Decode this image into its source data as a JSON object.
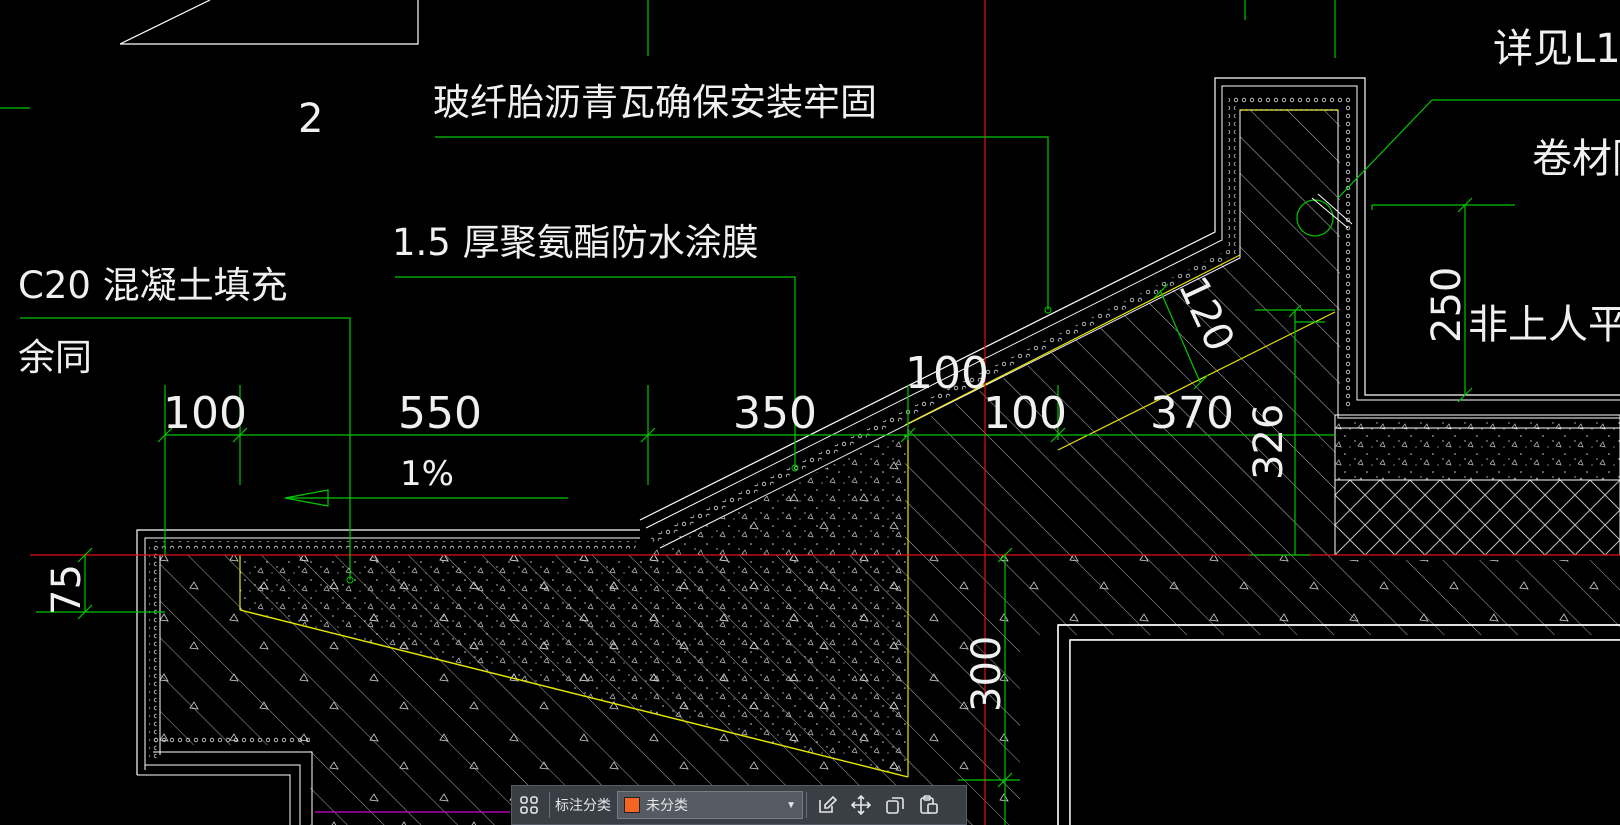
{
  "drawing": {
    "notes": {
      "tile": "玻纤胎沥青瓦确保安装牢固",
      "membrane": "1.5 厚聚氨酯防水涂膜",
      "concrete_line1": "C20 混凝土填充",
      "concrete_line2": "余同",
      "detail_ref": "详见L1",
      "roll": "卷材防",
      "roof": "非上人平屋",
      "label_2": "2"
    },
    "dimensions": {
      "d100_left": "100",
      "d550": "550",
      "d350": "350",
      "d100_slope": "100",
      "d100_mid": "100",
      "d370": "370",
      "d120": "120",
      "d326": "326",
      "d250": "250",
      "d75": "75",
      "d300": "300",
      "slope": "1%"
    },
    "colors": {
      "background": "#000000",
      "leader": "#00c800",
      "axis": "#e01010",
      "outline": "#ffffff",
      "edge": "#e6e600",
      "hatch": "#c8c8c8",
      "text": "#f0f0f0"
    }
  },
  "toolbar": {
    "label": "标注分类",
    "category": "未分类",
    "category_color": "#f26522",
    "icons": [
      "grid-icon",
      "edit-icon",
      "move-icon",
      "copy-icon",
      "paste-icon"
    ]
  }
}
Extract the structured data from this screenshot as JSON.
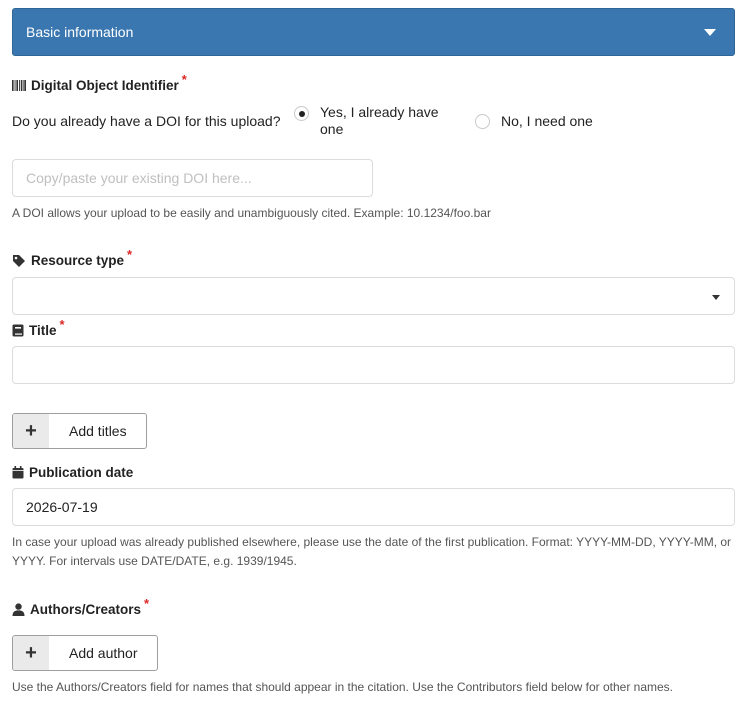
{
  "section": {
    "title": "Basic information"
  },
  "doi": {
    "label": "Digital Object Identifier",
    "required": "*",
    "question": "Do you already have a DOI for this upload?",
    "options": [
      {
        "label": "Yes, I already have one",
        "checked": true
      },
      {
        "label": "No, I need one",
        "checked": false
      }
    ],
    "placeholder": "Copy/paste your existing DOI here...",
    "value": "",
    "help": "A DOI allows your upload to be easily and unambiguously cited. Example: 10.1234/foo.bar"
  },
  "resource_type": {
    "label": "Resource type",
    "required": "*",
    "selected": ""
  },
  "title": {
    "label": "Title",
    "required": "*",
    "value": "",
    "add_button": "Add titles"
  },
  "publication_date": {
    "label": "Publication date",
    "value": "2026-07-19",
    "help": "In case your upload was already published elsewhere, please use the date of the first publication. Format: YYYY-MM-DD, YYYY-MM, or YYYY. For intervals use DATE/DATE, e.g. 1939/1945."
  },
  "authors": {
    "label": "Authors/Creators",
    "required": "*",
    "add_button": "Add author",
    "help": "Use the Authors/Creators field for names that should appear in the citation. Use the Contributors field below for other names."
  },
  "colors": {
    "header_bg": "#3a77b0",
    "required_mark": "#db2828"
  }
}
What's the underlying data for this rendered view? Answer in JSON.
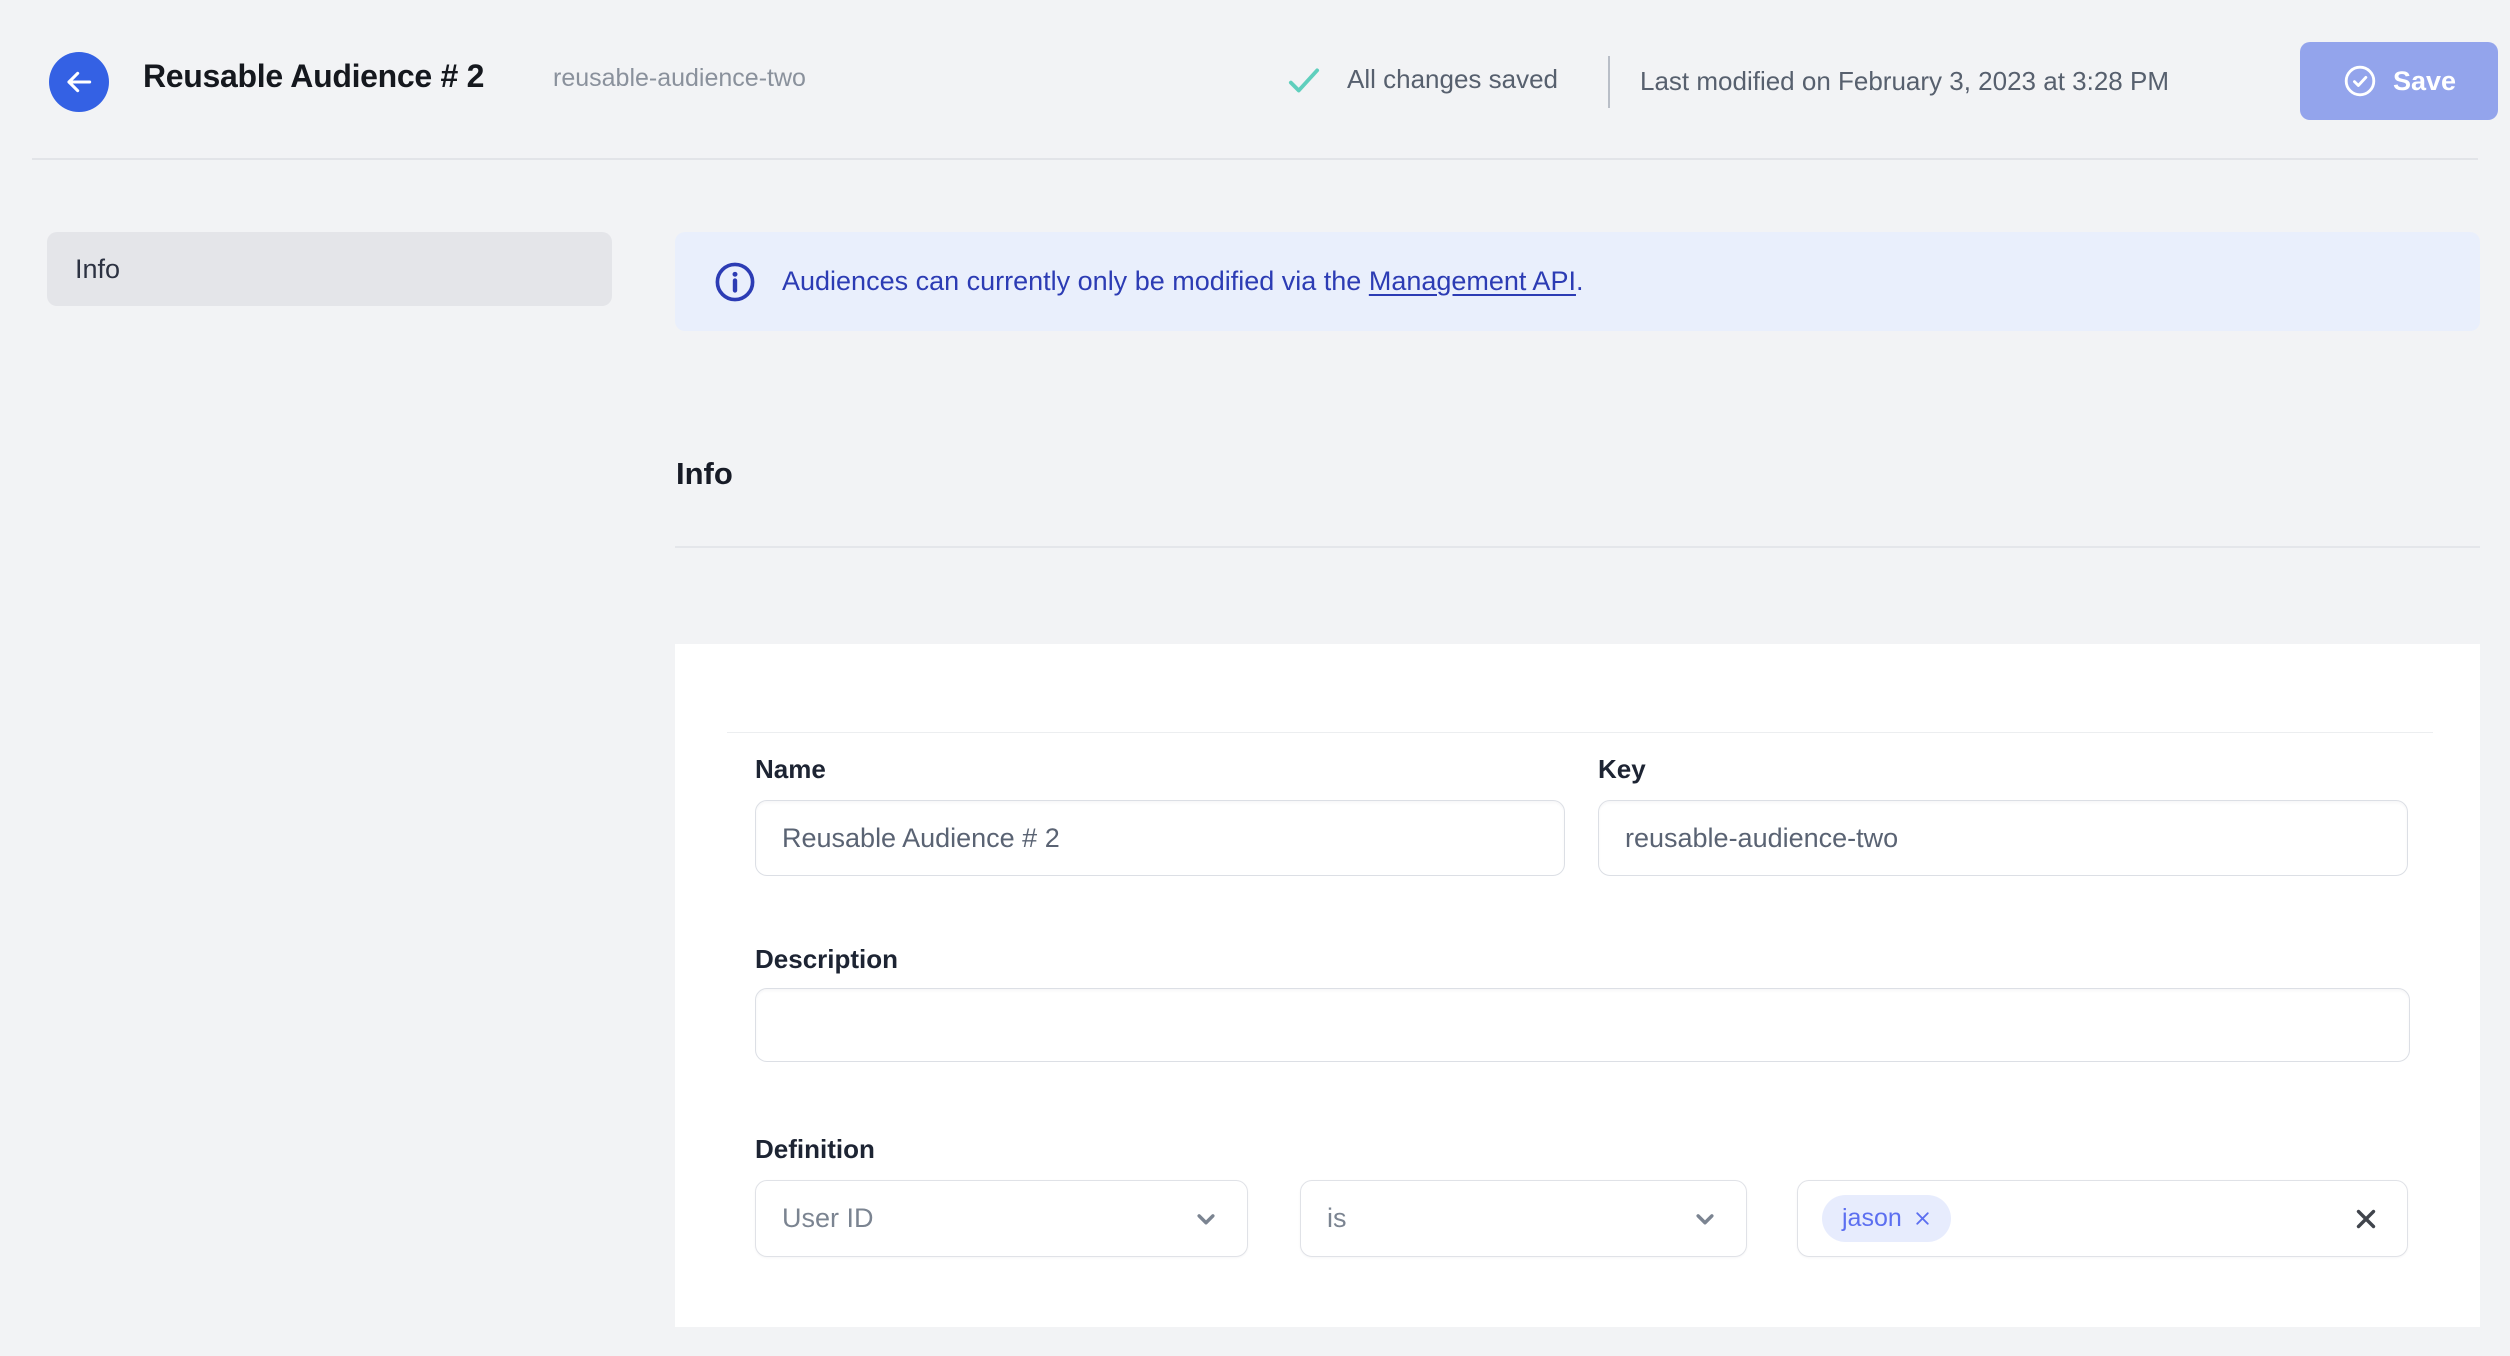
{
  "header": {
    "title": "Reusable Audience # 2",
    "slug": "reusable-audience-two",
    "save_status": "All changes saved",
    "last_modified": "Last modified on February 3, 2023 at 3:28 PM",
    "save_label": "Save"
  },
  "sidebar": {
    "items": [
      {
        "label": "Info",
        "active": true
      }
    ]
  },
  "banner": {
    "text_before_link": "Audiences can currently only be modified via the ",
    "link_text": "Management API",
    "text_after_link": "."
  },
  "section": {
    "heading": "Info"
  },
  "form": {
    "name": {
      "label": "Name",
      "value": "Reusable Audience # 2"
    },
    "key": {
      "label": "Key",
      "value": "reusable-audience-two"
    },
    "description": {
      "label": "Description",
      "value": ""
    },
    "definition": {
      "label": "Definition",
      "trait_selected": "User ID",
      "operator_selected": "is",
      "values": [
        "jason"
      ]
    }
  },
  "colors": {
    "accent_blue": "#3461e4",
    "save_button_bg": "#93a4ec",
    "success_teal": "#5fcfbd",
    "banner_bg": "#e9effc",
    "banner_text": "#2c3cb4",
    "chip_bg": "#e7ecfd",
    "chip_text": "#5c6ff0",
    "page_bg": "#f2f3f5"
  }
}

━━━━━━━━

◆ Instructions to follow ◆
Without including any picture, retype the entries exactly.

◆ Solution ◆
Decode this image into its source data as a JSON object.
{
  "drawing": {
    "notes": {
      "tile": "玻纤胎沥青瓦确保安装牢固",
      "membrane": "1.5 厚聚氨酯防水涂膜",
      "concrete_line1": "C20 混凝土填充",
      "concrete_line2": "余同",
      "detail_ref": "详见L1",
      "roll": "卷材防",
      "roof": "非上人平屋",
      "label_2": "2"
    },
    "dimensions": {
      "d100_left": "100",
      "d550": "550",
      "d350": "350",
      "d100_slope": "100",
      "d100_mid": "100",
      "d370": "370",
      "d120": "120",
      "d326": "326",
      "d250": "250",
      "d75": "75",
      "d300": "300",
      "slope": "1%"
    },
    "colors": {
      "background": "#000000",
      "leader": "#00c800",
      "axis": "#e01010",
      "outline": "#ffffff",
      "edge": "#e6e600",
      "hatch": "#c8c8c8",
      "text": "#f0f0f0"
    }
  },
  "toolbar": {
    "label": "标注分类",
    "category": "未分类",
    "category_color": "#f26522",
    "icons": [
      "grid-icon",
      "edit-icon",
      "move-icon",
      "copy-icon",
      "paste-icon"
    ]
  }
}
Extract the structured data from this screenshot as JSON.
{
  "section": {
    "title": "Basic information"
  },
  "doi": {
    "label": "Digital Object Identifier",
    "required": "*",
    "question": "Do you already have a DOI for this upload?",
    "options": [
      {
        "label": "Yes, I already have one",
        "checked": true
      },
      {
        "label": "No, I need one",
        "checked": false
      }
    ],
    "placeholder": "Copy/paste your existing DOI here...",
    "value": "",
    "help": "A DOI allows your upload to be easily and unambiguously cited. Example: 10.1234/foo.bar"
  },
  "resource_type": {
    "label": "Resource type",
    "required": "*",
    "selected": ""
  },
  "title": {
    "label": "Title",
    "required": "*",
    "value": "",
    "add_button": "Add titles"
  },
  "publication_date": {
    "label": "Publication date",
    "value": "2026-07-19",
    "help": "In case your upload was already published elsewhere, please use the date of the first publication. Format: YYYY-MM-DD, YYYY-MM, or YYYY. For intervals use DATE/DATE, e.g. 1939/1945."
  },
  "authors": {
    "label": "Authors/Creators",
    "required": "*",
    "add_button": "Add author",
    "help": "Use the Authors/Creators field for names that should appear in the citation. Use the Contributors field below for other names."
  },
  "colors": {
    "header_bg": "#3a77b0",
    "required_mark": "#db2828"
  }
}
What's the underlying data for this rendered view? Answer in JSON.
{
  "header": {
    "title": "Reusable Audience # 2",
    "slug": "reusable-audience-two",
    "save_status": "All changes saved",
    "last_modified": "Last modified on February 3, 2023 at 3:28 PM",
    "save_label": "Save"
  },
  "sidebar": {
    "items": [
      {
        "label": "Info",
        "active": true
      }
    ]
  },
  "banner": {
    "text_before_link": "Audiences can currently only be modified via the ",
    "link_text": "Management API",
    "text_after_link": "."
  },
  "section": {
    "heading": "Info"
  },
  "form": {
    "name": {
      "label": "Name",
      "value": "Reusable Audience # 2"
    },
    "key": {
      "label": "Key",
      "value": "reusable-audience-two"
    },
    "description": {
      "label": "Description",
      "value": ""
    },
    "definition": {
      "label": "Definition",
      "trait_selected": "User ID",
      "operator_selected": "is",
      "values": [
        "jason"
      ]
    }
  },
  "colors": {
    "accent_blue": "#3461e4",
    "save_button_bg": "#93a4ec",
    "success_teal": "#5fcfbd",
    "banner_bg": "#e9effc",
    "banner_text": "#2c3cb4",
    "chip_bg": "#e7ecfd",
    "chip_text": "#5c6ff0",
    "page_bg": "#f2f3f5"
  }
}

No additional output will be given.